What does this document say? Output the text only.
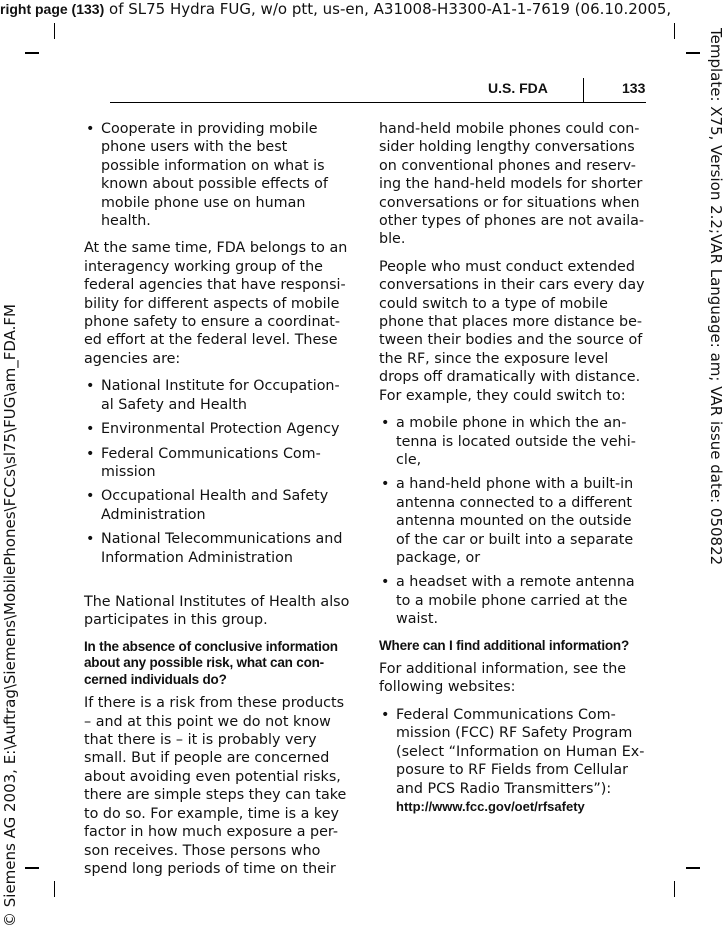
right page (133) of SL75 Hydra FUG, w/o ptt, us-en, A31008-H3300-A1-1-7619 (06.10.2005,
© Siemens AG 2003, E:\Auftrag\Siemens\MobilePhones\FCCs\sl75\FUG\am_FDA.FM
Template: X75, Version 2.2;VAR Language: am; VAR issue date: 050822
U.S. FDA	133
• Cooperate in providing mobile phone users with the best possible information on what is known about possible effects of mobile phone use on human health.

At the same time, FDA belongs to an interagency working group of the federal agencies that have responsi-bility for different aspects of mobile phone safety to ensure a coordinat-ed effort at the federal level. These agencies are:

• National Institute for Occupation-al Safety and Health
• Environmental Protection Agency
• Federal Communications Com-mission
• Occupational Health and Safety Administration
• National Telecommunications and Information Administration

The National Institutes of Health also participates in this group.

In the absence of conclusive information about any possible risk, what can con-cerned individuals do?

If there is a risk from these products – and at this point we do not know that there is – it is probably very small. But if people are concerned about avoiding even potential risks, there are simple steps they can take to do so. For example, time is a key factor in how much exposure a per-son receives. Those persons who spend long periods of time on their

hand-held mobile phones could con-sider holding lengthy conversations on conventional phones and reserv-ing the hand-held models for shorter conversations or for situations when other types of phones are not availa-ble.

People who must conduct extended conversations in their cars every day could switch to a type of mobile phone that places more distance be-tween their bodies and the source of the RF, since the exposure level drops off dramatically with distance. For example, they could switch to:

• a mobile phone in which the an-tenna is located outside the vehi-cle,
• a hand-held phone with a built-in antenna connected to a different antenna mounted on the outside of the car or built into a separate package, or
• a headset with a remote antenna to a mobile phone carried at the waist.
Where can I find additional information?

For additional information, see the following websites:

• Federal Communications Com-mission (FCC) RF Safety Program (select “Information on Human Ex-posure to RF Fields from Cellular and PCS Radio Transmitters”):
http://www.fcc.gov/oet/rfsafety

**Exercise aim:** Write out all the entries word for word, but skip any images.

**Output below:**
What does this document say? Output the text only.
right page (133) of SL75 Hydra FUG, w/o ptt, us-en, A31008-H3300-A1-1-7619 (06.10.2005,
© Siemens AG 2003, E:\Auftrag\Siemens\MobilePhones\FCCs\sl75\FUG\am_FDA.FM
Template: X75, Version 2.2;VAR Language: am; VAR issue date: 050822
U.S. FDA	133
• Cooperate in providing mobile phone users with the best possible information on what is known about possible effects of mobile phone use on human health.

At the same time, FDA belongs to an interagency working group of the federal agencies that have responsi-bility for different aspects of mobile phone safety to ensure a coordinat-ed effort at the federal level. These agencies are:

• National Institute for Occupation-al Safety and Health
• Environmental Protection Agency
• Federal Communications Com-mission
• Occupational Health and Safety Administration
• National Telecommunications and Information Administration

The National Institutes of Health also participates in this group.

In the absence of conclusive information about any possible risk, what can con-cerned individuals do?

If there is a risk from these products – and at this point we do not know that there is – it is probably very small. But if people are concerned about avoiding even potential risks, there are simple steps they can take to do so. For example, time is a key factor in how much exposure a per-son receives. Those persons who spend long periods of time on their

hand-held mobile phones could con-sider holding lengthy conversations on conventional phones and reserv-ing the hand-held models for shorter conversations or for situations when other types of phones are not availa-ble.

People who must conduct extended conversations in their cars every day could switch to a type of mobile phone that places more distance be-tween their bodies and the source of the RF, since the exposure level drops off dramatically with distance. For example, they could switch to:

• a mobile phone in which the an-tenna is located outside the vehi-cle,
• a hand-held phone with a built-in antenna connected to a different antenna mounted on the outside of the car or built into a separate package, or
• a headset with a remote antenna to a mobile phone carried at the waist.
Where can I find additional information?

For additional information, see the following websites:

• Federal Communications Com-mission (FCC) RF Safety Program (select “Information on Human Ex-posure to RF Fields from Cellular and PCS Radio Transmitters”):
http://www.fcc.gov/oet/rfsafety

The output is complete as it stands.